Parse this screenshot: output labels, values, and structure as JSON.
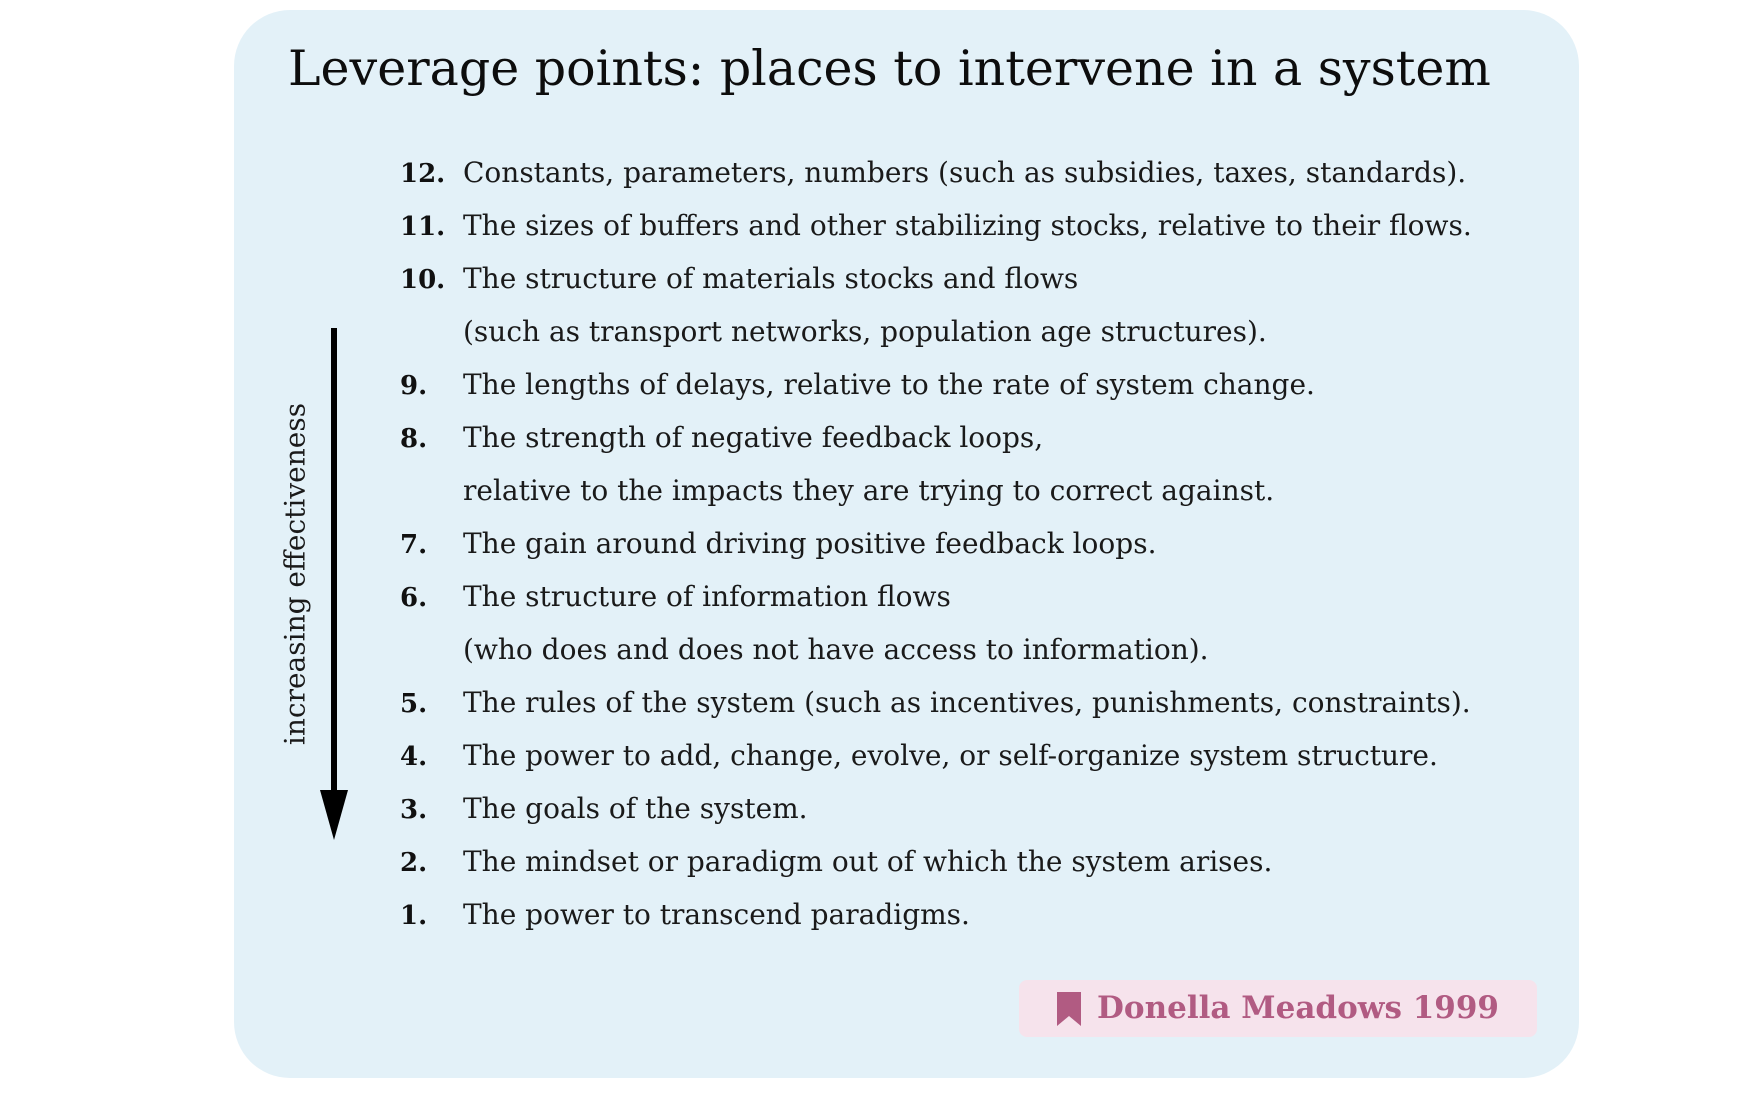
{
  "title": "Leverage points: places to intervene in a system",
  "axis_label": "increasing effectiveness",
  "items": [
    {
      "number": "12.",
      "lines": [
        "Constants, parameters, numbers (such as subsidies, taxes, standards)."
      ]
    },
    {
      "number": "11.",
      "lines": [
        "The sizes of buffers and other stabilizing stocks, relative to their flows."
      ]
    },
    {
      "number": "10.",
      "lines": [
        "The structure of materials stocks and flows",
        "(such as transport networks, population age structures)."
      ]
    },
    {
      "number": "9.",
      "lines": [
        "The lengths of delays, relative to the rate of system change."
      ]
    },
    {
      "number": "8.",
      "lines": [
        "The strength of negative feedback loops,",
        "relative to the impacts they are trying to correct against."
      ]
    },
    {
      "number": "7.",
      "lines": [
        "The gain around driving positive feedback loops."
      ]
    },
    {
      "number": "6.",
      "lines": [
        "The structure of information flows",
        "(who does and does not have access to information)."
      ]
    },
    {
      "number": "5.",
      "lines": [
        "The rules of the system (such as incentives, punishments, constraints)."
      ]
    },
    {
      "number": "4.",
      "lines": [
        "The power to add, change, evolve, or self-organize system structure."
      ]
    },
    {
      "number": "3.",
      "lines": [
        "The goals of the system."
      ]
    },
    {
      "number": "2.",
      "lines": [
        "The mindset or paradigm out of which the system arises."
      ]
    },
    {
      "number": "1.",
      "lines": [
        "The power to transcend paradigms."
      ]
    }
  ],
  "citation": {
    "icon": "bookmark-icon",
    "text": "Donella Meadows 1999"
  },
  "colors": {
    "card_background": "#e3f1f8",
    "citation_background": "#f6e3ec",
    "citation_text": "#b15b82"
  }
}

**What is required:**
Copy every line of the records above that holds the word "relative".

**Exercise solution:**
        "The sizes of buffers and other stabilizing stocks, relative to their flows."
        "The lengths of delays, relative to the rate of system change."
        "relative to the impacts they are trying to correct against."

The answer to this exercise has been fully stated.